What is asked: Skip the pictures. Repeat everything else in the records word for word.

Records provided:

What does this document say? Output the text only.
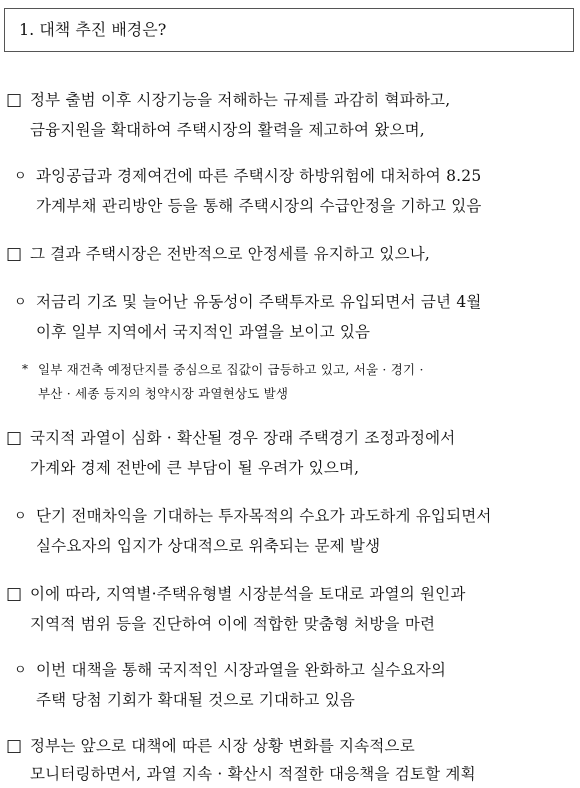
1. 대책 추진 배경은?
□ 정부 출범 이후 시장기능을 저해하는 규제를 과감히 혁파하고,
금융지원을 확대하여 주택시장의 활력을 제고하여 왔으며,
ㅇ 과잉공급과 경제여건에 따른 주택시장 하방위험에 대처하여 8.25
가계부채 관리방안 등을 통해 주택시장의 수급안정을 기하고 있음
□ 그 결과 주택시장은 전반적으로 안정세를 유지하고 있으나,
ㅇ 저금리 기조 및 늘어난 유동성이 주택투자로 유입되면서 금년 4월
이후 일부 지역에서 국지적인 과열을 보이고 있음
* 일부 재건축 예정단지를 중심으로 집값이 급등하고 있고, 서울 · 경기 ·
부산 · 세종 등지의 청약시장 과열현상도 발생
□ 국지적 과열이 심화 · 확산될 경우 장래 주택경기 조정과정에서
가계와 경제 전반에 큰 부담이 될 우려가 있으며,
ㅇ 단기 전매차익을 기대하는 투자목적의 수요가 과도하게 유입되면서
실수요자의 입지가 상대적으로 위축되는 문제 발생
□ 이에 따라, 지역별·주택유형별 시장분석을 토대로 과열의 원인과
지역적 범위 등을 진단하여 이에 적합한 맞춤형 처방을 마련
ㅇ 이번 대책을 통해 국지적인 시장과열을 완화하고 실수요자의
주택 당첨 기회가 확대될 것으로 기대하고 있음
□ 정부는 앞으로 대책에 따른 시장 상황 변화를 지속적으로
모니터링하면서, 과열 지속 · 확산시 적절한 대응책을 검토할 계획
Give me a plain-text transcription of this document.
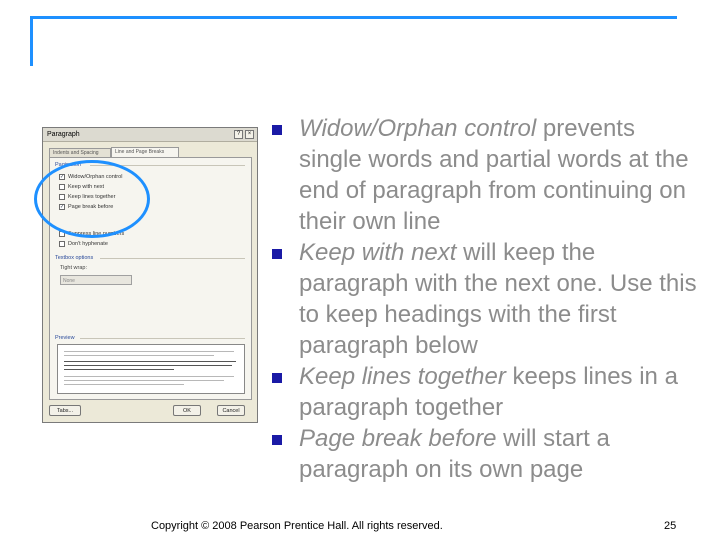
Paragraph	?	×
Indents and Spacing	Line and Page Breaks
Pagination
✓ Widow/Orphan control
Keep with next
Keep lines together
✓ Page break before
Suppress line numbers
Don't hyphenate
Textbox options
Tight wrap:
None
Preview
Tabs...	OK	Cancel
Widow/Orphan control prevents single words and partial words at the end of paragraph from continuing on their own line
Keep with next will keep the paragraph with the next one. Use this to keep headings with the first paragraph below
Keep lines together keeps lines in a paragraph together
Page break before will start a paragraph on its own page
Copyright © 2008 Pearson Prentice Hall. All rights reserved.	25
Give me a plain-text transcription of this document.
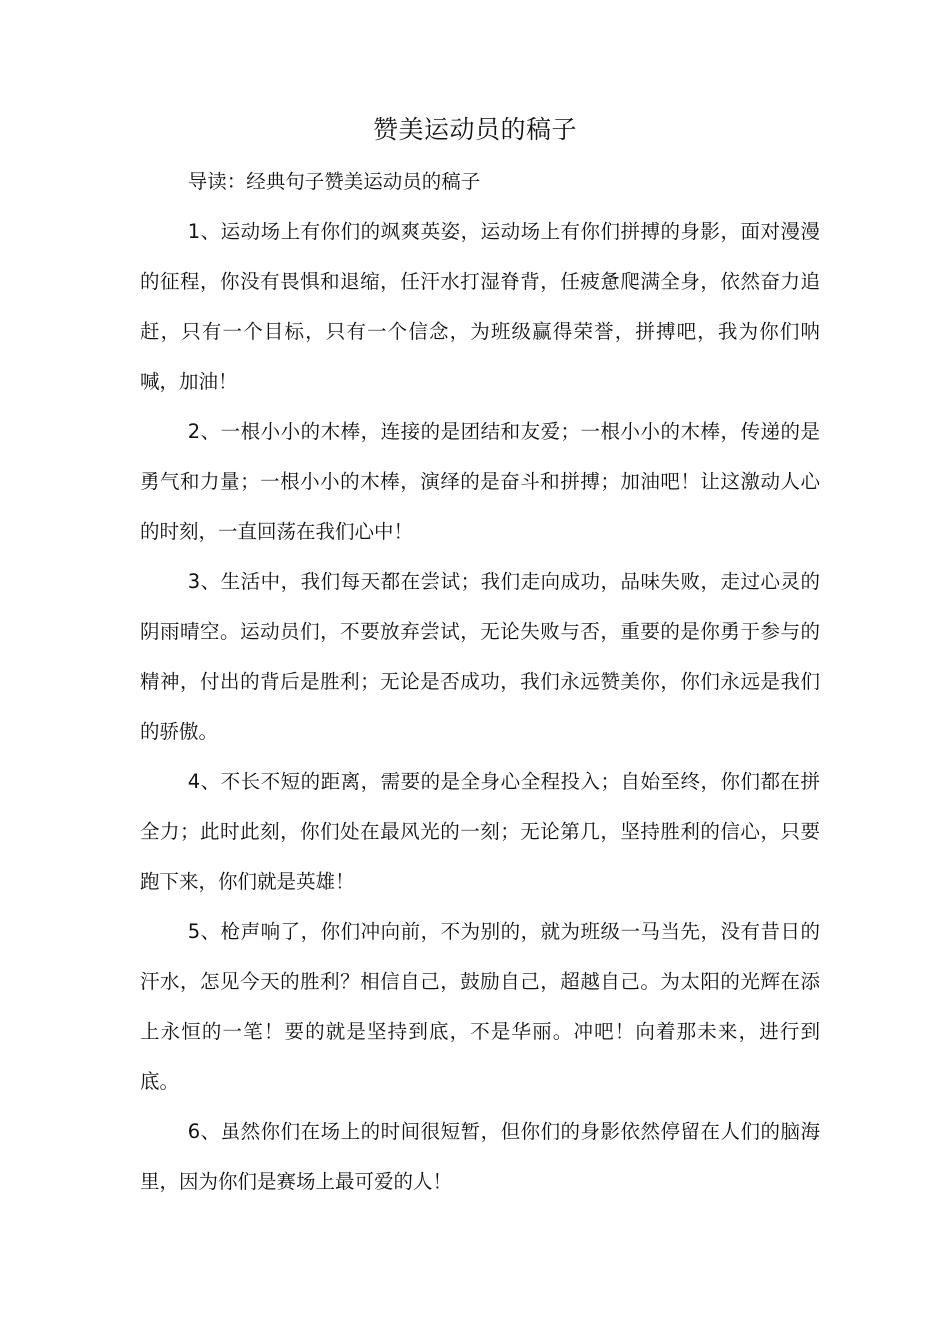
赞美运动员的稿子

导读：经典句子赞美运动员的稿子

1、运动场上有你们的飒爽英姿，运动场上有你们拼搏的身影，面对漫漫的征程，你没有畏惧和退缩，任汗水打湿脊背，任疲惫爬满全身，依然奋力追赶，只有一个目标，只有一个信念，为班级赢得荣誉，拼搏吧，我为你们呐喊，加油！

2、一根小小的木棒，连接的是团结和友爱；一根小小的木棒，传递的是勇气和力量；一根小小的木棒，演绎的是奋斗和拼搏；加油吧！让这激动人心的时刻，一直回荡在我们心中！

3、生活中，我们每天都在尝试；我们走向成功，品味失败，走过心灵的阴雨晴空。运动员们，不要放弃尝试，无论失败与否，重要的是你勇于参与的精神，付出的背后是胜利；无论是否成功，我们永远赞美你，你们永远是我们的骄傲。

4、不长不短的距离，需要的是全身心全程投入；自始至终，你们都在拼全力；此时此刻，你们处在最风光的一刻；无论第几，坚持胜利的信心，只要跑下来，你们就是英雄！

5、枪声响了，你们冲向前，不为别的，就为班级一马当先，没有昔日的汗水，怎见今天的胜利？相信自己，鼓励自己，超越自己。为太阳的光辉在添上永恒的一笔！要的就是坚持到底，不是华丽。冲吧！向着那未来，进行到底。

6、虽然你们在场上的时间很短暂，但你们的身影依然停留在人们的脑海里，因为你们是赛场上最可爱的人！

Full solution:
What does this document say? Output the text only.
1. 대책 추진 배경은?
□ 정부 출범 이후 시장기능을 저해하는 규제를 과감히 혁파하고,
금융지원을 확대하여 주택시장의 활력을 제고하여 왔으며,
ㅇ 과잉공급과 경제여건에 따른 주택시장 하방위험에 대처하여 8.25
가계부채 관리방안 등을 통해 주택시장의 수급안정을 기하고 있음
□ 그 결과 주택시장은 전반적으로 안정세를 유지하고 있으나,
ㅇ 저금리 기조 및 늘어난 유동성이 주택투자로 유입되면서 금년 4월
이후 일부 지역에서 국지적인 과열을 보이고 있음
* 일부 재건축 예정단지를 중심으로 집값이 급등하고 있고, 서울 · 경기 ·
부산 · 세종 등지의 청약시장 과열현상도 발생
□ 국지적 과열이 심화 · 확산될 경우 장래 주택경기 조정과정에서
가계와 경제 전반에 큰 부담이 될 우려가 있으며,
ㅇ 단기 전매차익을 기대하는 투자목적의 수요가 과도하게 유입되면서
실수요자의 입지가 상대적으로 위축되는 문제 발생
□ 이에 따라, 지역별·주택유형별 시장분석을 토대로 과열의 원인과
지역적 범위 등을 진단하여 이에 적합한 맞춤형 처방을 마련
ㅇ 이번 대책을 통해 국지적인 시장과열을 완화하고 실수요자의
주택 당첨 기회가 확대될 것으로 기대하고 있음
□ 정부는 앞으로 대책에 따른 시장 상황 변화를 지속적으로
모니터링하면서, 과열 지속 · 확산시 적절한 대응책을 검토할 계획
Give me a plain-text transcription of this document.
Paragraph	?	×
Indents and Spacing	Line and Page Breaks
Pagination
✓ Widow/Orphan control
Keep with next
Keep lines together
✓ Page break before
Suppress line numbers
Don't hyphenate
Textbox options
Tight wrap:
None
Preview
Tabs...	OK	Cancel
Widow/Orphan control prevents single words and partial words at the end of paragraph from continuing on their own line
Keep with next will keep the paragraph with the next one. Use this to keep headings with the first paragraph below
Keep lines together keeps lines in a paragraph together
Page break before will start a paragraph on its own page
Copyright © 2008 Pearson Prentice Hall. All rights reserved.	25
Give me a plain-text transcription of this document.
赞美运动员的稿子

导读：经典句子赞美运动员的稿子

1、运动场上有你们的飒爽英姿，运动场上有你们拼搏的身影，面对漫漫的征程，你没有畏惧和退缩，任汗水打湿脊背，任疲惫爬满全身，依然奋力追赶，只有一个目标，只有一个信念，为班级赢得荣誉，拼搏吧，我为你们呐喊，加油！

2、一根小小的木棒，连接的是团结和友爱；一根小小的木棒，传递的是勇气和力量；一根小小的木棒，演绎的是奋斗和拼搏；加油吧！让这激动人心的时刻，一直回荡在我们心中！

3、生活中，我们每天都在尝试；我们走向成功，品味失败，走过心灵的阴雨晴空。运动员们，不要放弃尝试，无论失败与否，重要的是你勇于参与的精神，付出的背后是胜利；无论是否成功，我们永远赞美你，你们永远是我们的骄傲。

4、不长不短的距离，需要的是全身心全程投入；自始至终，你们都在拼全力；此时此刻，你们处在最风光的一刻；无论第几，坚持胜利的信心，只要跑下来，你们就是英雄！

5、枪声响了，你们冲向前，不为别的，就为班级一马当先，没有昔日的汗水，怎见今天的胜利？相信自己，鼓励自己，超越自己。为太阳的光辉在添上永恒的一笔！要的就是坚持到底，不是华丽。冲吧！向着那未来，进行到底。

6、虽然你们在场上的时间很短暂，但你们的身影依然停留在人们的脑海里，因为你们是赛场上最可爱的人！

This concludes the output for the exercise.